* begin DATASET CONTENT *

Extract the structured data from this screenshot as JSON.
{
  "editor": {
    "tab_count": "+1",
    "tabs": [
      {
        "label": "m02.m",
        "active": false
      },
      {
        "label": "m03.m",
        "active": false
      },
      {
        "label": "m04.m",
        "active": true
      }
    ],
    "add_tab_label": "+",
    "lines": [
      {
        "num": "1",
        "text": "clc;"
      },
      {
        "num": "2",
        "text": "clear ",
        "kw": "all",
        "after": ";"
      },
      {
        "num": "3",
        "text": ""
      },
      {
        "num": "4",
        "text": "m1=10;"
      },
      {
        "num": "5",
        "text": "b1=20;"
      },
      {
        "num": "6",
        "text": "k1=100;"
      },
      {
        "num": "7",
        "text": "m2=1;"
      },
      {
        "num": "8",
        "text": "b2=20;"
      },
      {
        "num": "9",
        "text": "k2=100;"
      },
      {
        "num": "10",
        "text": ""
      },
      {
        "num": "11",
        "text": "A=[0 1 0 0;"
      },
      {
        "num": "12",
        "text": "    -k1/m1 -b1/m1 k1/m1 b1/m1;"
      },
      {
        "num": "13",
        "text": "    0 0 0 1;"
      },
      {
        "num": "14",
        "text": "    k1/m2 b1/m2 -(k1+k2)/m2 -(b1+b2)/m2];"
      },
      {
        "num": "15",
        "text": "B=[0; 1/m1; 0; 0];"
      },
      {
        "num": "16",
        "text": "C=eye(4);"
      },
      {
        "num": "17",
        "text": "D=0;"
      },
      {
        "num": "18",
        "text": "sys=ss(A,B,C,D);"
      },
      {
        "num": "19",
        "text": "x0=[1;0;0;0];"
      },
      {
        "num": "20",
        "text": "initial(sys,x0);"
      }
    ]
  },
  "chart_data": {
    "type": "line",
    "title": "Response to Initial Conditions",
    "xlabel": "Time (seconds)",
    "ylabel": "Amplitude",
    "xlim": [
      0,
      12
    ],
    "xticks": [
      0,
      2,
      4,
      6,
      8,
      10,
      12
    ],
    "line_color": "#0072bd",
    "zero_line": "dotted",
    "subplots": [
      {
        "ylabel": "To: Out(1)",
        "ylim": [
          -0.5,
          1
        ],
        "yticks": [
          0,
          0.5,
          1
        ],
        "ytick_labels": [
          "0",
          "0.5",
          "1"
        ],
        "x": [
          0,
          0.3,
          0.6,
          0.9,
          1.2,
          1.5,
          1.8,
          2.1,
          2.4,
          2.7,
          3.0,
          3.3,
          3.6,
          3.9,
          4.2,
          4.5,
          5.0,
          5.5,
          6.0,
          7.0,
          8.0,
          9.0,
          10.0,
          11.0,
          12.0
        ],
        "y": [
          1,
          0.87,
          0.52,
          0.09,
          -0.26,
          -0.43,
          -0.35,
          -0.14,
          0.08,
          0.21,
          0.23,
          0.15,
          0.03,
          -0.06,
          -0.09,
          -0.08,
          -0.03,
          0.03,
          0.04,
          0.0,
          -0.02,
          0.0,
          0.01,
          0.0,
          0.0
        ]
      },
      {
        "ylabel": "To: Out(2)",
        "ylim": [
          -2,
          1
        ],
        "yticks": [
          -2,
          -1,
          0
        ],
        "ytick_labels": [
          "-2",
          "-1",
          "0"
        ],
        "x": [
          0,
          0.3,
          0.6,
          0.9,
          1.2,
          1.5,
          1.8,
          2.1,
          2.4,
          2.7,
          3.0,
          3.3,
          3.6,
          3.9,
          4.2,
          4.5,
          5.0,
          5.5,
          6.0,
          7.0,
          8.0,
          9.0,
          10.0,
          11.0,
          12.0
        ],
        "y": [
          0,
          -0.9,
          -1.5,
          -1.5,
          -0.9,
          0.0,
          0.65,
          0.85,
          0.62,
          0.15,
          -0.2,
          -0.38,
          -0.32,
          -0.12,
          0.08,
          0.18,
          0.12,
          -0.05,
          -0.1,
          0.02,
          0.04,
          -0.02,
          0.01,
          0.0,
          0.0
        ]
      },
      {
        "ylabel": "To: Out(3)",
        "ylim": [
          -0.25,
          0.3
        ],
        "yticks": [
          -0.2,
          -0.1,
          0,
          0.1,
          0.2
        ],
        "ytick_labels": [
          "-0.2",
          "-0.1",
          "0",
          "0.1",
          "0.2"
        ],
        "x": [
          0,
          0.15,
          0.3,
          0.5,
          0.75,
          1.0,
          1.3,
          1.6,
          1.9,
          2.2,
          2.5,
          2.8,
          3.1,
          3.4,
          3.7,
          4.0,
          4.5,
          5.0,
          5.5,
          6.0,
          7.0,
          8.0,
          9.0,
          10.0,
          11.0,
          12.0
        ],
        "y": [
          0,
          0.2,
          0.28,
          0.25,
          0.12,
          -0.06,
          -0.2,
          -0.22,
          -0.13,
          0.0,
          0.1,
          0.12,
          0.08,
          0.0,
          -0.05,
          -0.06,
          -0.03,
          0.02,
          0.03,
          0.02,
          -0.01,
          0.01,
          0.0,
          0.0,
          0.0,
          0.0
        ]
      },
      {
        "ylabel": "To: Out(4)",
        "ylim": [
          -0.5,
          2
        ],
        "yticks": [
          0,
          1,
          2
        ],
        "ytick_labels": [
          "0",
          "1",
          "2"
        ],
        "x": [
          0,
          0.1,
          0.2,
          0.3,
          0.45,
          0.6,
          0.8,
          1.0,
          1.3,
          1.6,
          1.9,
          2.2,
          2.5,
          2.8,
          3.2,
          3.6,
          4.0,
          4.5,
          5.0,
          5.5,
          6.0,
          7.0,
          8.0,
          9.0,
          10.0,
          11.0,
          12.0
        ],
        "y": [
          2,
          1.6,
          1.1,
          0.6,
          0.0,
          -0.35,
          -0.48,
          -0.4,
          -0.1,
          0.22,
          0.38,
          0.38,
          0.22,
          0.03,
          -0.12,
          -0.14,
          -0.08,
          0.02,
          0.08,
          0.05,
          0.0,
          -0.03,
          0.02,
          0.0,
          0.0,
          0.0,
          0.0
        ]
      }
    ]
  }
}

* end DATASET CONTENT *

Write out every entry verbatim.

*COMPLETED EXERCISE*:
Extract the structured data from this screenshot as JSON.
{
  "editor": {
    "tab_count": "+1",
    "tabs": [
      {
        "label": "m02.m",
        "active": false
      },
      {
        "label": "m03.m",
        "active": false
      },
      {
        "label": "m04.m",
        "active": true
      }
    ],
    "add_tab_label": "+",
    "lines": [
      {
        "num": "1",
        "text": "clc;"
      },
      {
        "num": "2",
        "text": "clear ",
        "kw": "all",
        "after": ";"
      },
      {
        "num": "3",
        "text": ""
      },
      {
        "num": "4",
        "text": "m1=10;"
      },
      {
        "num": "5",
        "text": "b1=20;"
      },
      {
        "num": "6",
        "text": "k1=100;"
      },
      {
        "num": "7",
        "text": "m2=1;"
      },
      {
        "num": "8",
        "text": "b2=20;"
      },
      {
        "num": "9",
        "text": "k2=100;"
      },
      {
        "num": "10",
        "text": ""
      },
      {
        "num": "11",
        "text": "A=[0 1 0 0;"
      },
      {
        "num": "12",
        "text": "    -k1/m1 -b1/m1 k1/m1 b1/m1;"
      },
      {
        "num": "13",
        "text": "    0 0 0 1;"
      },
      {
        "num": "14",
        "text": "    k1/m2 b1/m2 -(k1+k2)/m2 -(b1+b2)/m2];"
      },
      {
        "num": "15",
        "text": "B=[0; 1/m1; 0; 0];"
      },
      {
        "num": "16",
        "text": "C=eye(4);"
      },
      {
        "num": "17",
        "text": "D=0;"
      },
      {
        "num": "18",
        "text": "sys=ss(A,B,C,D);"
      },
      {
        "num": "19",
        "text": "x0=[1;0;0;0];"
      },
      {
        "num": "20",
        "text": "initial(sys,x0);"
      }
    ]
  },
  "chart_data": {
    "type": "line",
    "title": "Response to Initial Conditions",
    "xlabel": "Time (seconds)",
    "ylabel": "Amplitude",
    "xlim": [
      0,
      12
    ],
    "xticks": [
      0,
      2,
      4,
      6,
      8,
      10,
      12
    ],
    "line_color": "#0072bd",
    "zero_line": "dotted",
    "subplots": [
      {
        "ylabel": "To: Out(1)",
        "ylim": [
          -0.5,
          1
        ],
        "yticks": [
          0,
          0.5,
          1
        ],
        "ytick_labels": [
          "0",
          "0.5",
          "1"
        ],
        "x": [
          0,
          0.3,
          0.6,
          0.9,
          1.2,
          1.5,
          1.8,
          2.1,
          2.4,
          2.7,
          3.0,
          3.3,
          3.6,
          3.9,
          4.2,
          4.5,
          5.0,
          5.5,
          6.0,
          7.0,
          8.0,
          9.0,
          10.0,
          11.0,
          12.0
        ],
        "y": [
          1,
          0.87,
          0.52,
          0.09,
          -0.26,
          -0.43,
          -0.35,
          -0.14,
          0.08,
          0.21,
          0.23,
          0.15,
          0.03,
          -0.06,
          -0.09,
          -0.08,
          -0.03,
          0.03,
          0.04,
          0.0,
          -0.02,
          0.0,
          0.01,
          0.0,
          0.0
        ]
      },
      {
        "ylabel": "To: Out(2)",
        "ylim": [
          -2,
          1
        ],
        "yticks": [
          -2,
          -1,
          0
        ],
        "ytick_labels": [
          "-2",
          "-1",
          "0"
        ],
        "x": [
          0,
          0.3,
          0.6,
          0.9,
          1.2,
          1.5,
          1.8,
          2.1,
          2.4,
          2.7,
          3.0,
          3.3,
          3.6,
          3.9,
          4.2,
          4.5,
          5.0,
          5.5,
          6.0,
          7.0,
          8.0,
          9.0,
          10.0,
          11.0,
          12.0
        ],
        "y": [
          0,
          -0.9,
          -1.5,
          -1.5,
          -0.9,
          0.0,
          0.65,
          0.85,
          0.62,
          0.15,
          -0.2,
          -0.38,
          -0.32,
          -0.12,
          0.08,
          0.18,
          0.12,
          -0.05,
          -0.1,
          0.02,
          0.04,
          -0.02,
          0.01,
          0.0,
          0.0
        ]
      },
      {
        "ylabel": "To: Out(3)",
        "ylim": [
          -0.25,
          0.3
        ],
        "yticks": [
          -0.2,
          -0.1,
          0,
          0.1,
          0.2
        ],
        "ytick_labels": [
          "-0.2",
          "-0.1",
          "0",
          "0.1",
          "0.2"
        ],
        "x": [
          0,
          0.15,
          0.3,
          0.5,
          0.75,
          1.0,
          1.3,
          1.6,
          1.9,
          2.2,
          2.5,
          2.8,
          3.1,
          3.4,
          3.7,
          4.0,
          4.5,
          5.0,
          5.5,
          6.0,
          7.0,
          8.0,
          9.0,
          10.0,
          11.0,
          12.0
        ],
        "y": [
          0,
          0.2,
          0.28,
          0.25,
          0.12,
          -0.06,
          -0.2,
          -0.22,
          -0.13,
          0.0,
          0.1,
          0.12,
          0.08,
          0.0,
          -0.05,
          -0.06,
          -0.03,
          0.02,
          0.03,
          0.02,
          -0.01,
          0.01,
          0.0,
          0.0,
          0.0,
          0.0
        ]
      },
      {
        "ylabel": "To: Out(4)",
        "ylim": [
          -0.5,
          2
        ],
        "yticks": [
          0,
          1,
          2
        ],
        "ytick_labels": [
          "0",
          "1",
          "2"
        ],
        "x": [
          0,
          0.1,
          0.2,
          0.3,
          0.45,
          0.6,
          0.8,
          1.0,
          1.3,
          1.6,
          1.9,
          2.2,
          2.5,
          2.8,
          3.2,
          3.6,
          4.0,
          4.5,
          5.0,
          5.5,
          6.0,
          7.0,
          8.0,
          9.0,
          10.0,
          11.0,
          12.0
        ],
        "y": [
          2,
          1.6,
          1.1,
          0.6,
          0.0,
          -0.35,
          -0.48,
          -0.4,
          -0.1,
          0.22,
          0.38,
          0.38,
          0.22,
          0.03,
          -0.12,
          -0.14,
          -0.08,
          0.02,
          0.08,
          0.05,
          0.0,
          -0.03,
          0.02,
          0.0,
          0.0,
          0.0,
          0.0
        ]
      }
    ]
  }
}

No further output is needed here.